→ INPUT:
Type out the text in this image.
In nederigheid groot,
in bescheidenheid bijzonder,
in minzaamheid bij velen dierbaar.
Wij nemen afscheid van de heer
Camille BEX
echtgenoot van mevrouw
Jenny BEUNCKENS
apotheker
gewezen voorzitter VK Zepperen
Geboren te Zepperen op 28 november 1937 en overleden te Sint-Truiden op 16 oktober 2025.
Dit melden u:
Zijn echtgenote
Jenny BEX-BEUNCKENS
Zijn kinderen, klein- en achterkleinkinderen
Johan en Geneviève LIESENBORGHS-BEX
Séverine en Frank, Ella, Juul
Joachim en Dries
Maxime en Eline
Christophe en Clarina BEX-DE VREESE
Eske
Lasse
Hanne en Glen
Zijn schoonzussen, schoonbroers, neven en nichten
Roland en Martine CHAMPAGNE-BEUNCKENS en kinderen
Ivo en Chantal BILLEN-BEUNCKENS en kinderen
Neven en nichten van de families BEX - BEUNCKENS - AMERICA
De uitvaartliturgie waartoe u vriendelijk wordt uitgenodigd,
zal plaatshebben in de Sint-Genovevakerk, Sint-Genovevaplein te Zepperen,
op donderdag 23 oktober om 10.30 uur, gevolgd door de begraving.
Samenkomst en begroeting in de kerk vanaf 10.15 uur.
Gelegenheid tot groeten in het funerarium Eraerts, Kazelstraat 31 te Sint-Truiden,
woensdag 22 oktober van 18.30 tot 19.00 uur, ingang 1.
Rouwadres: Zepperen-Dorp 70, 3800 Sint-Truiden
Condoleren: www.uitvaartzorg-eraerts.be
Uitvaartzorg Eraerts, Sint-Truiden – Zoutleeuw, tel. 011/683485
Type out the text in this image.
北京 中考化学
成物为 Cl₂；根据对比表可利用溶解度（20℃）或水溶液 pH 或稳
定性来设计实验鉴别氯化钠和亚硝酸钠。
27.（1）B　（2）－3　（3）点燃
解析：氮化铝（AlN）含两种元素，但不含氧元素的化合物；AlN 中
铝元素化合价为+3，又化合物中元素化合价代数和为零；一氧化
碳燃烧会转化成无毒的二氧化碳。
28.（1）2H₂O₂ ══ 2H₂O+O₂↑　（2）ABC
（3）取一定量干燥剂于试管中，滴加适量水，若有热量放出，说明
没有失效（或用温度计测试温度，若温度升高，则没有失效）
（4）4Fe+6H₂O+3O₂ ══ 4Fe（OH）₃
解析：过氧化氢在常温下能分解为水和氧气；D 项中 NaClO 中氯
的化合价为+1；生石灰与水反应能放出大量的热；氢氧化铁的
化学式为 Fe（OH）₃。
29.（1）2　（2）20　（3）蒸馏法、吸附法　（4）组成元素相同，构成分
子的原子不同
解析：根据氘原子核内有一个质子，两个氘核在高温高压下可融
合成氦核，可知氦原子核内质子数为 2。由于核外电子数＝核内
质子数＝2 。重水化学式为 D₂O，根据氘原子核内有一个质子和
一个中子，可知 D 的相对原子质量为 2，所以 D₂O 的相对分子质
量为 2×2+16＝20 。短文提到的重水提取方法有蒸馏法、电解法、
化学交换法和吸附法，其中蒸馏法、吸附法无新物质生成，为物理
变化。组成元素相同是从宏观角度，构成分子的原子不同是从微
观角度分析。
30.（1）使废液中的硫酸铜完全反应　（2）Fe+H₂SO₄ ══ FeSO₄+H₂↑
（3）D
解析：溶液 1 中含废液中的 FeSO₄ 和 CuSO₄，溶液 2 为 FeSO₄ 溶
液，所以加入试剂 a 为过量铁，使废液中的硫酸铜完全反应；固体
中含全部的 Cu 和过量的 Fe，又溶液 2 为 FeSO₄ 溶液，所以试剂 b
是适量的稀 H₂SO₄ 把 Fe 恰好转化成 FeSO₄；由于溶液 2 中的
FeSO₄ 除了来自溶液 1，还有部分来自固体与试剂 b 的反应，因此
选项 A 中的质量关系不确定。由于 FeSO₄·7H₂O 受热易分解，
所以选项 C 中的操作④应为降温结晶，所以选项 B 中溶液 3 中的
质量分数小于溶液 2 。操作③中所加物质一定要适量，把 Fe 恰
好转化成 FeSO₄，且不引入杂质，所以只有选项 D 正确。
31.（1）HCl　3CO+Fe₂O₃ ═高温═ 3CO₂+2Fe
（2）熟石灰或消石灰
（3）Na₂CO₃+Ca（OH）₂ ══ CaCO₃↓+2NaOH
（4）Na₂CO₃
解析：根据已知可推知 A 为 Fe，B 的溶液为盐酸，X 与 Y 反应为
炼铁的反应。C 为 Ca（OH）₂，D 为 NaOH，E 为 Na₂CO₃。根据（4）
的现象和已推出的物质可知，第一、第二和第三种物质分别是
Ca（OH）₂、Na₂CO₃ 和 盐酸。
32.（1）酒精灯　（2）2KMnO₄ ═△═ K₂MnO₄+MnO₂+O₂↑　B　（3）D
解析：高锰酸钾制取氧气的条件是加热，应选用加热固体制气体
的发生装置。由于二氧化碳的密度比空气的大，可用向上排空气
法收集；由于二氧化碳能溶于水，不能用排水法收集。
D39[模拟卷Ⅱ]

→ EXERCISE INSTRUCTIONS: Reproduce the listing in full. Keep it exactly as written.

→ CORRECT RESULT:
Type out the text in this image.
In nederigheid groot,
in bescheidenheid bijzonder,
in minzaamheid bij velen dierbaar.
Wij nemen afscheid van de heer
Camille BEX
echtgenoot van mevrouw
Jenny BEUNCKENS
apotheker
gewezen voorzitter VK Zepperen
Geboren te Zepperen op 28 november 1937 en overleden te Sint-Truiden op 16 oktober 2025.
Dit melden u:
Zijn echtgenote
Jenny BEX-BEUNCKENS
Zijn kinderen, klein- en achterkleinkinderen
Johan en Geneviève LIESENBORGHS-BEX
Séverine en Frank, Ella, Juul
Joachim en Dries
Maxime en Eline
Christophe en Clarina BEX-DE VREESE
Eske
Lasse
Hanne en Glen
Zijn schoonzussen, schoonbroers, neven en nichten
Roland en Martine CHAMPAGNE-BEUNCKENS en kinderen
Ivo en Chantal BILLEN-BEUNCKENS en kinderen
Neven en nichten van de families BEX - BEUNCKENS - AMERICA
De uitvaartliturgie waartoe u vriendelijk wordt uitgenodigd,
zal plaatshebben in de Sint-Genovevakerk, Sint-Genovevaplein te Zepperen,
op donderdag 23 oktober om 10.30 uur, gevolgd door de begraving.
Samenkomst en begroeting in de kerk vanaf 10.15 uur.
Gelegenheid tot groeten in het funerarium Eraerts, Kazelstraat 31 te Sint-Truiden,
woensdag 22 oktober van 18.30 tot 19.00 uur, ingang 1.
Rouwadres: Zepperen-Dorp 70, 3800 Sint-Truiden
Condoleren: www.uitvaartzorg-eraerts.be
Uitvaartzorg Eraerts, Sint-Truiden – Zoutleeuw, tel. 011/683485
Type out the text in this image.
北京 中考化学
成物为 Cl₂；根据对比表可利用溶解度（20℃）或水溶液 pH 或稳
定性来设计实验鉴别氯化钠和亚硝酸钠。
27.（1）B　（2）－3　（3）点燃
解析：氮化铝（AlN）含两种元素，但不含氧元素的化合物；AlN 中
铝元素化合价为+3，又化合物中元素化合价代数和为零；一氧化
碳燃烧会转化成无毒的二氧化碳。
28.（1）2H₂O₂ ══ 2H₂O+O₂↑　（2）ABC
（3）取一定量干燥剂于试管中，滴加适量水，若有热量放出，说明
没有失效（或用温度计测试温度，若温度升高，则没有失效）
（4）4Fe+6H₂O+3O₂ ══ 4Fe（OH）₃
解析：过氧化氢在常温下能分解为水和氧气；D 项中 NaClO 中氯
的化合价为+1；生石灰与水反应能放出大量的热；氢氧化铁的
化学式为 Fe（OH）₃。
29.（1）2　（2）20　（3）蒸馏法、吸附法　（4）组成元素相同，构成分
子的原子不同
解析：根据氘原子核内有一个质子，两个氘核在高温高压下可融
合成氦核，可知氦原子核内质子数为 2。由于核外电子数＝核内
质子数＝2 。重水化学式为 D₂O，根据氘原子核内有一个质子和
一个中子，可知 D 的相对原子质量为 2，所以 D₂O 的相对分子质
量为 2×2+16＝20 。短文提到的重水提取方法有蒸馏法、电解法、
化学交换法和吸附法，其中蒸馏法、吸附法无新物质生成，为物理
变化。组成元素相同是从宏观角度，构成分子的原子不同是从微
观角度分析。
30.（1）使废液中的硫酸铜完全反应　（2）Fe+H₂SO₄ ══ FeSO₄+H₂↑
（3）D
解析：溶液 1 中含废液中的 FeSO₄ 和 CuSO₄，溶液 2 为 FeSO₄ 溶
液，所以加入试剂 a 为过量铁，使废液中的硫酸铜完全反应；固体
中含全部的 Cu 和过量的 Fe，又溶液 2 为 FeSO₄ 溶液，所以试剂 b
是适量的稀 H₂SO₄ 把 Fe 恰好转化成 FeSO₄；由于溶液 2 中的
FeSO₄ 除了来自溶液 1，还有部分来自固体与试剂 b 的反应，因此
选项 A 中的质量关系不确定。由于 FeSO₄·7H₂O 受热易分解，
所以选项 C 中的操作④应为降温结晶，所以选项 B 中溶液 3 中的
质量分数小于溶液 2 。操作③中所加物质一定要适量，把 Fe 恰
好转化成 FeSO₄，且不引入杂质，所以只有选项 D 正确。
31.（1）HCl　3CO+Fe₂O₃ ═高温═ 3CO₂+2Fe
（2）熟石灰或消石灰
（3）Na₂CO₃+Ca（OH）₂ ══ CaCO₃↓+2NaOH
（4）Na₂CO₃
解析：根据已知可推知 A 为 Fe，B 的溶液为盐酸，X 与 Y 反应为
炼铁的反应。C 为 Ca（OH）₂，D 为 NaOH，E 为 Na₂CO₃。根据（4）
的现象和已推出的物质可知，第一、第二和第三种物质分别是
Ca（OH）₂、Na₂CO₃ 和 盐酸。
32.（1）酒精灯　（2）2KMnO₄ ═△═ K₂MnO₄+MnO₂+O₂↑　B　（3）D
解析：高锰酸钾制取氧气的条件是加热，应选用加热固体制气体
的发生装置。由于二氧化碳的密度比空气的大，可用向上排空气
法收集；由于二氧化碳能溶于水，不能用排水法收集。
D39[模拟卷Ⅱ]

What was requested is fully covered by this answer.